**Data supplied**

────────────────────

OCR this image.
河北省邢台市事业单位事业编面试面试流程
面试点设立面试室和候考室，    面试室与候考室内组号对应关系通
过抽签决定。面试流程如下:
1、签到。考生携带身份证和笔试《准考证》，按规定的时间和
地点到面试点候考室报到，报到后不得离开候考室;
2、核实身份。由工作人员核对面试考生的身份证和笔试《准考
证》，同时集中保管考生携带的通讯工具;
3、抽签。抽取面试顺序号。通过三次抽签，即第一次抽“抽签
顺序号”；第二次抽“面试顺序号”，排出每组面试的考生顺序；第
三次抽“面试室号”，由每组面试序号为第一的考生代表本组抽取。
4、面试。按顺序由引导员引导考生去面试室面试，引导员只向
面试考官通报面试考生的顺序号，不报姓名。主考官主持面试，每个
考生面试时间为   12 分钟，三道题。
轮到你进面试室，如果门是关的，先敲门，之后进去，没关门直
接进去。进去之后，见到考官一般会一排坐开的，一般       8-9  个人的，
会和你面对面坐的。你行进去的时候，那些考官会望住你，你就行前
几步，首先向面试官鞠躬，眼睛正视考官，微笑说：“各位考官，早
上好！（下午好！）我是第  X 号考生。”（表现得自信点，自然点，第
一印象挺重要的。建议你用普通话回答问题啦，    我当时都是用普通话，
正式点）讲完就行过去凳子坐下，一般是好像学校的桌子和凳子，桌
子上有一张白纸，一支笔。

────────────────────

**Problem description**
Repeat the data in its entirety, character for character.

**Response to this exercise**
OCR this image.
河北省邢台市事业单位事业编面试面试流程
面试点设立面试室和候考室，    面试室与候考室内组号对应关系通
过抽签决定。面试流程如下:
1、签到。考生携带身份证和笔试《准考证》，按规定的时间和
地点到面试点候考室报到，报到后不得离开候考室;
2、核实身份。由工作人员核对面试考生的身份证和笔试《准考
证》，同时集中保管考生携带的通讯工具;
3、抽签。抽取面试顺序号。通过三次抽签，即第一次抽“抽签
顺序号”；第二次抽“面试顺序号”，排出每组面试的考生顺序；第
三次抽“面试室号”，由每组面试序号为第一的考生代表本组抽取。
4、面试。按顺序由引导员引导考生去面试室面试，引导员只向
面试考官通报面试考生的顺序号，不报姓名。主考官主持面试，每个
考生面试时间为   12 分钟，三道题。
轮到你进面试室，如果门是关的，先敲门，之后进去，没关门直
接进去。进去之后，见到考官一般会一排坐开的，一般       8-9  个人的，
会和你面对面坐的。你行进去的时候，那些考官会望住你，你就行前
几步，首先向面试官鞠躬，眼睛正视考官，微笑说：“各位考官，早
上好！（下午好！）我是第  X 号考生。”（表现得自信点，自然点，第
一印象挺重要的。建议你用普通话回答问题啦，    我当时都是用普通话，
正式点）讲完就行过去凳子坐下，一般是好像学校的桌子和凳子，桌
子上有一张白纸，一支笔。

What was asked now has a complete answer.